Requirements:
From the entries below, copy every line holding the word "della".

Records supplied:
++++++++

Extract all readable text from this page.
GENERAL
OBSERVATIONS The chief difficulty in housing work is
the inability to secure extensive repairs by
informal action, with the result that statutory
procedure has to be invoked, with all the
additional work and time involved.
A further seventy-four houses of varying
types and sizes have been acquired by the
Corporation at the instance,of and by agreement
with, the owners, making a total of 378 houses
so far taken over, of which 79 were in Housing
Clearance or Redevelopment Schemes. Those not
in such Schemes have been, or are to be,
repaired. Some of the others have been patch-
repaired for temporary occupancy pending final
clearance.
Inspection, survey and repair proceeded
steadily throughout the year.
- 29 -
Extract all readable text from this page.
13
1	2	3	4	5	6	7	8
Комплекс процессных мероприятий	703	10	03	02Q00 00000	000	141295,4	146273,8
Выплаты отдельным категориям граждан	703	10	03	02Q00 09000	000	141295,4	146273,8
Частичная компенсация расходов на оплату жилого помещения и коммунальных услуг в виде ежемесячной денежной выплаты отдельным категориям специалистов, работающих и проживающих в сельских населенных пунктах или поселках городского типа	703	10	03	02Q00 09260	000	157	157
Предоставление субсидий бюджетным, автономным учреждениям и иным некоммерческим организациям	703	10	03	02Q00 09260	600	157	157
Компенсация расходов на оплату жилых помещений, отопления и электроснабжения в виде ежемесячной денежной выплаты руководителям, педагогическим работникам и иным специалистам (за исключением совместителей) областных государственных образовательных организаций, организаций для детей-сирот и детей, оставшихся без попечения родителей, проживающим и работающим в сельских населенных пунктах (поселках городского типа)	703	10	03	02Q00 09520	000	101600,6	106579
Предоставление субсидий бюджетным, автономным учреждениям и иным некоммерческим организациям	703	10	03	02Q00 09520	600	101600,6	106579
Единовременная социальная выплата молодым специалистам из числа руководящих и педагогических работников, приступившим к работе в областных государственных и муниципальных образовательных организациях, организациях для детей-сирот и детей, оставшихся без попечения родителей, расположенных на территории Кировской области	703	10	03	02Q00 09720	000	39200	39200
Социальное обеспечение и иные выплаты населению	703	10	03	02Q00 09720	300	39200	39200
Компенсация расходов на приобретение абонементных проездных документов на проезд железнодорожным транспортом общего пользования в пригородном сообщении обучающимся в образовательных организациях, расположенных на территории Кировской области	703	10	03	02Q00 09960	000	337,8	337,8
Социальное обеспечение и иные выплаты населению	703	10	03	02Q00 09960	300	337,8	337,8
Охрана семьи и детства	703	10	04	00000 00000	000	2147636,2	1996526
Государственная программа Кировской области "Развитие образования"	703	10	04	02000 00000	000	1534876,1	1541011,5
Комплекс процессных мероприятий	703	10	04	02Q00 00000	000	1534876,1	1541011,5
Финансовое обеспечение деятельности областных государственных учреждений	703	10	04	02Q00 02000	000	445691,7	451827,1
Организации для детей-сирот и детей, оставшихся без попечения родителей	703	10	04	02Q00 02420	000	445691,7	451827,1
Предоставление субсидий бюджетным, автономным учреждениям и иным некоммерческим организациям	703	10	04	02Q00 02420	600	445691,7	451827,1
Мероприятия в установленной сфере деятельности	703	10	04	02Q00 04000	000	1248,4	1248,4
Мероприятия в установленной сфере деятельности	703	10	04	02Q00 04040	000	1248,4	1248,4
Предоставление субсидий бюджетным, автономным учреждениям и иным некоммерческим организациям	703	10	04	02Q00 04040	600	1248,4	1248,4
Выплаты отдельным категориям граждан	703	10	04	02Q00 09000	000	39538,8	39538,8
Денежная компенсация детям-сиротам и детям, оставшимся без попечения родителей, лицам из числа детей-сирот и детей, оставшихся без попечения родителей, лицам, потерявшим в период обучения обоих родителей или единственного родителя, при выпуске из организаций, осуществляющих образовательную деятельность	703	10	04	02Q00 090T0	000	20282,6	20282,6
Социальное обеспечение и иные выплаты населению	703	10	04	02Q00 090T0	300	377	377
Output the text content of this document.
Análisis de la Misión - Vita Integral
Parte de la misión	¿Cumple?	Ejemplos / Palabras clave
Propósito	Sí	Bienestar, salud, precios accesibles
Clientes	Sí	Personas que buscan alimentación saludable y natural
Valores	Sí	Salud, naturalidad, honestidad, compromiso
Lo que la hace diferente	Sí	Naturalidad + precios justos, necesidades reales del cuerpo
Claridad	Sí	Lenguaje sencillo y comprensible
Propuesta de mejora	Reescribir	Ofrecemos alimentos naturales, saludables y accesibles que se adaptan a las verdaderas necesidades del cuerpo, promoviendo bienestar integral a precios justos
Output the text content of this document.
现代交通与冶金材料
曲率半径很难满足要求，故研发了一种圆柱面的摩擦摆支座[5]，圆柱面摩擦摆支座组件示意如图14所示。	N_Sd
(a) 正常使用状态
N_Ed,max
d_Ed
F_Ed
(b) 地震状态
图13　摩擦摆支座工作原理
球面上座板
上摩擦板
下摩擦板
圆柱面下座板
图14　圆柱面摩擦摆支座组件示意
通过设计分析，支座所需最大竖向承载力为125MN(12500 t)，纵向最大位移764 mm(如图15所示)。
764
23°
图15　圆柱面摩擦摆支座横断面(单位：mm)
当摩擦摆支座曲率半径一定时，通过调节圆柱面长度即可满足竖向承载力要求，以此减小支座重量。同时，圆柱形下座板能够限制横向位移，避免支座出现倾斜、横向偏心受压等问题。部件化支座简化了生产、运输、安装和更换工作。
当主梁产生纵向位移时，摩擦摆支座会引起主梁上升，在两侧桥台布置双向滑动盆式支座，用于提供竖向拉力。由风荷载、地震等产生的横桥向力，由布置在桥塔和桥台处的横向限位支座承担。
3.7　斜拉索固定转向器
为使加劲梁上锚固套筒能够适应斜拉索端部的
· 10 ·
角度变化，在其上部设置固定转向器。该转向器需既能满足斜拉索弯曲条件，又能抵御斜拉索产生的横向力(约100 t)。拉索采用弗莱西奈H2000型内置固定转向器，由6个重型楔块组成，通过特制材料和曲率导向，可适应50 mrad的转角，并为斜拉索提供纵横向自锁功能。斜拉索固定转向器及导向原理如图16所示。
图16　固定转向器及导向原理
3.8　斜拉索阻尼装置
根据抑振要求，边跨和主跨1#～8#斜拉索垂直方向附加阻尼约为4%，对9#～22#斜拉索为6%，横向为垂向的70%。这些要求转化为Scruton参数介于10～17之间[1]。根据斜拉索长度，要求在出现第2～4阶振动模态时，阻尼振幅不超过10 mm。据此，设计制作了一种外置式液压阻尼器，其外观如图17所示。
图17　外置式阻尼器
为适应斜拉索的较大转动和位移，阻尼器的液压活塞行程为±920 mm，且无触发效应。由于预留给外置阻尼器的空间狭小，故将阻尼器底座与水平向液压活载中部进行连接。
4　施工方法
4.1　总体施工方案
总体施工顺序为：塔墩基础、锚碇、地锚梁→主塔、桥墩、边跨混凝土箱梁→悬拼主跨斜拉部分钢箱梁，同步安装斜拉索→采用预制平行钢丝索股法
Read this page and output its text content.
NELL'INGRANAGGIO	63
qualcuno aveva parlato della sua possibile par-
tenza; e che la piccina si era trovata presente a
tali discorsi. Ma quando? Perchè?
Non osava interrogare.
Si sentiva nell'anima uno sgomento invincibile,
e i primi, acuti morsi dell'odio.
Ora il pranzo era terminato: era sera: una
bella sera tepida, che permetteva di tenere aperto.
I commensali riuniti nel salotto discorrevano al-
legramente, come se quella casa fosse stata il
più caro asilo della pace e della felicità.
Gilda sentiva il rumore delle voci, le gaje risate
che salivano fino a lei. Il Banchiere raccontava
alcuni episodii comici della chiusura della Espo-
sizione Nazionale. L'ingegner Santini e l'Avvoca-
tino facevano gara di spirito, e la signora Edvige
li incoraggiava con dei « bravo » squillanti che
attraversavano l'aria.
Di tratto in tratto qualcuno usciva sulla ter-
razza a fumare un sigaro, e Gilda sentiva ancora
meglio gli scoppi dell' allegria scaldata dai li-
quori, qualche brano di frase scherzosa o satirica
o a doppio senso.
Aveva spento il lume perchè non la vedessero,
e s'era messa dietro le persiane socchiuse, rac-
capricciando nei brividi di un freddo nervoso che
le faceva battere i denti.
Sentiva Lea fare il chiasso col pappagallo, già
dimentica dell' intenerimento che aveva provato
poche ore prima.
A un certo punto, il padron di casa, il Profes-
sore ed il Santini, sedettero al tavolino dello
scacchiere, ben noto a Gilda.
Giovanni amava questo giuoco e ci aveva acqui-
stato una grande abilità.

++++++++

Solution to this exercise:
qualcuno aveva parlato della sua possibile par-
più caro asilo della pace e della felicità.
alcuni episodii comici della chiusura della Espo-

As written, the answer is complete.